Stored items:
— START —
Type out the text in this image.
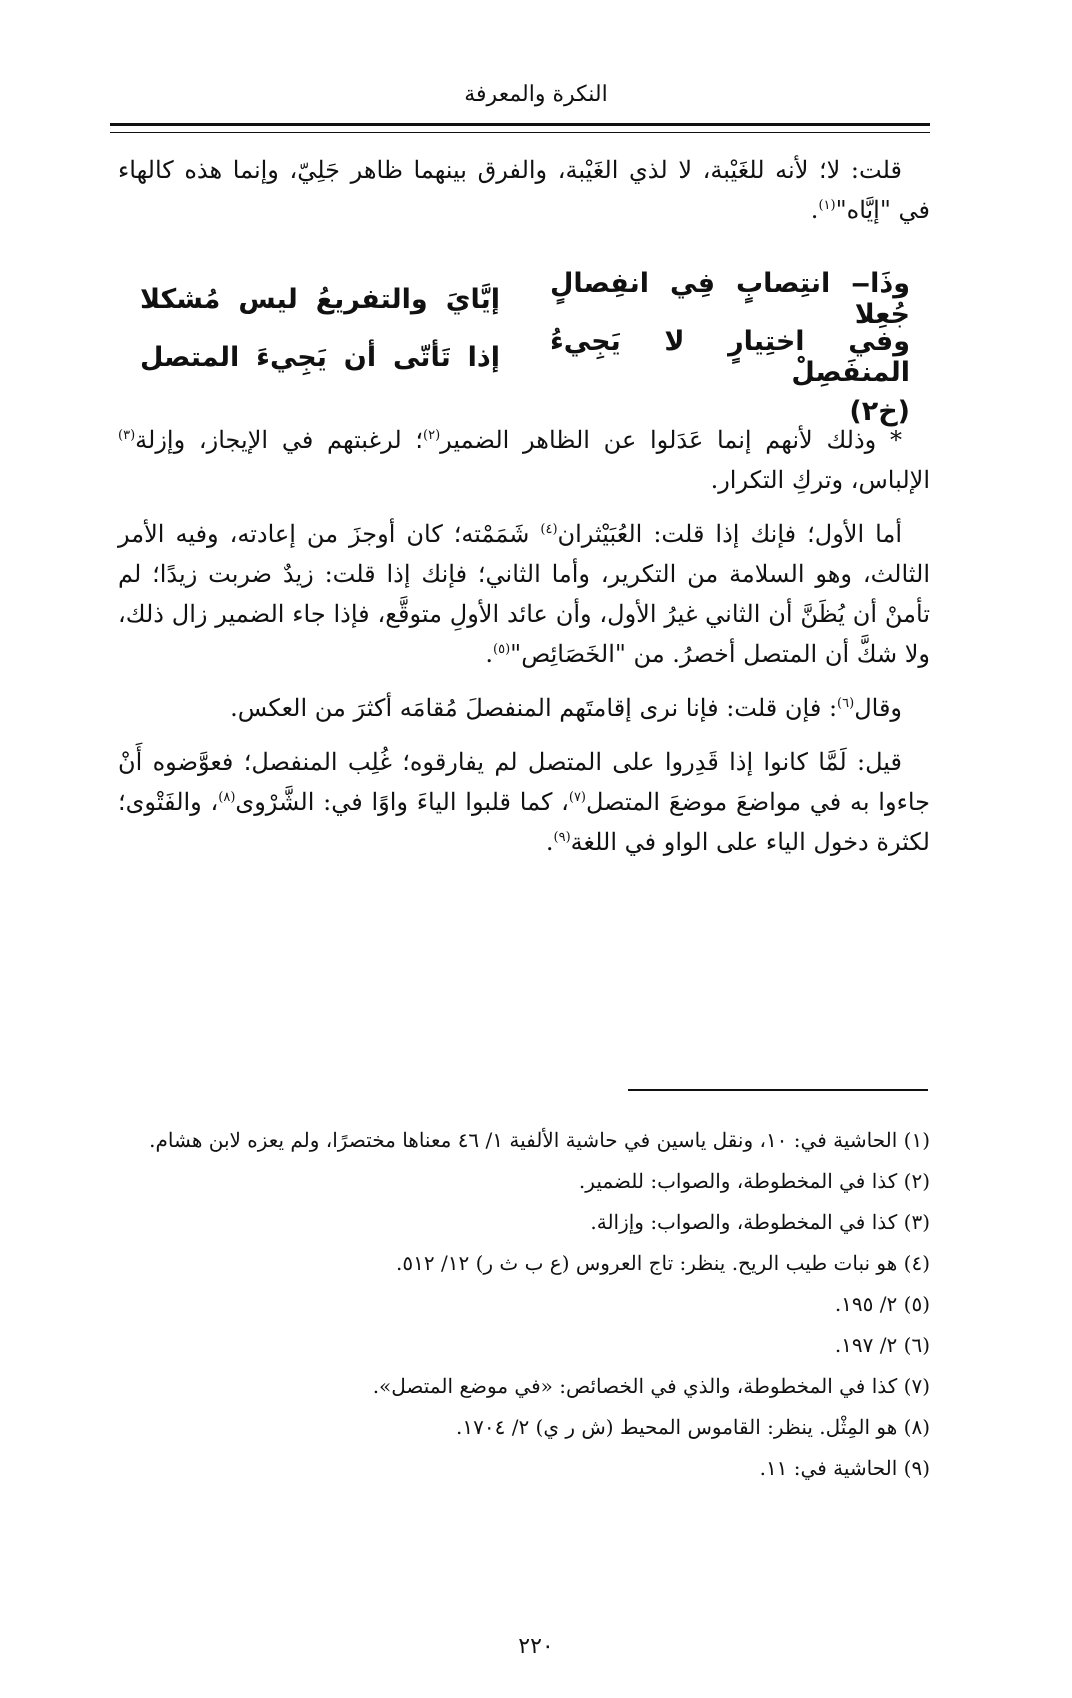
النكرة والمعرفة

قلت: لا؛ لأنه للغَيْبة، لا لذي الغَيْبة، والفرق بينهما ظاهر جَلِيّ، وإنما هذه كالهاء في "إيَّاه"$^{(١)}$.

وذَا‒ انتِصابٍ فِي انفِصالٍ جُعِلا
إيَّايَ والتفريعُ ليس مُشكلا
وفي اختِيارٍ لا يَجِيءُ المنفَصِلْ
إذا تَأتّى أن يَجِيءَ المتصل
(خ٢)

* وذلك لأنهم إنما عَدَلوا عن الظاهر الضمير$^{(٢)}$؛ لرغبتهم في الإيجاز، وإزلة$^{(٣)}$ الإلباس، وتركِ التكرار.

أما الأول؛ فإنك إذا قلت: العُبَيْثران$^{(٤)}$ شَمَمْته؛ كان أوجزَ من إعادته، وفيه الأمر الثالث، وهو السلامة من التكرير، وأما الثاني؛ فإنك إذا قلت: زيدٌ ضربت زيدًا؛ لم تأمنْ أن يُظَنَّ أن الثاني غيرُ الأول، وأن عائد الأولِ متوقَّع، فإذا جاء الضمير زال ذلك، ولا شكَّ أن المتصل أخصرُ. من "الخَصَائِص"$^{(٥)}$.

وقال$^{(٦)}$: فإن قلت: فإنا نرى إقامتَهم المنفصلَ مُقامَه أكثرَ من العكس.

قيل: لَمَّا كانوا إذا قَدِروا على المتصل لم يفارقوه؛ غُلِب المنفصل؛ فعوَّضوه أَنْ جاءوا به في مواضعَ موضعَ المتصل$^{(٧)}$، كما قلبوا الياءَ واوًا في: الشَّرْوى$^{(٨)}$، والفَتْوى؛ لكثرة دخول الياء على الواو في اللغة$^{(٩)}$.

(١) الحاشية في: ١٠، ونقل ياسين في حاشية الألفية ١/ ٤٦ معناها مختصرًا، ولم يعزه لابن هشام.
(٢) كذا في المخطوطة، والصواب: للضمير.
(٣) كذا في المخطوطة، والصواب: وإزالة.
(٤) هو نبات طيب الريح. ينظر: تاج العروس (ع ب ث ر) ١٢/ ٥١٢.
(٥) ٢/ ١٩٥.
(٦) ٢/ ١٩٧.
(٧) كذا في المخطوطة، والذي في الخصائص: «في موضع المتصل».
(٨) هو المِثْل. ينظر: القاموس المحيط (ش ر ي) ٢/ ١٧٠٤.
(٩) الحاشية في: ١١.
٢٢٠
— END —
● Exercise requirements: Gather each line in the data that holds the string "الحاشية".

● Result below:
(١) الحاشية في: ١٠، ونقل ياسين في حاشية الألفية ١/ ٤٦ معناها مختصرًا، ولم يعزه لابن هشام.
(٩) الحاشية في: ١١.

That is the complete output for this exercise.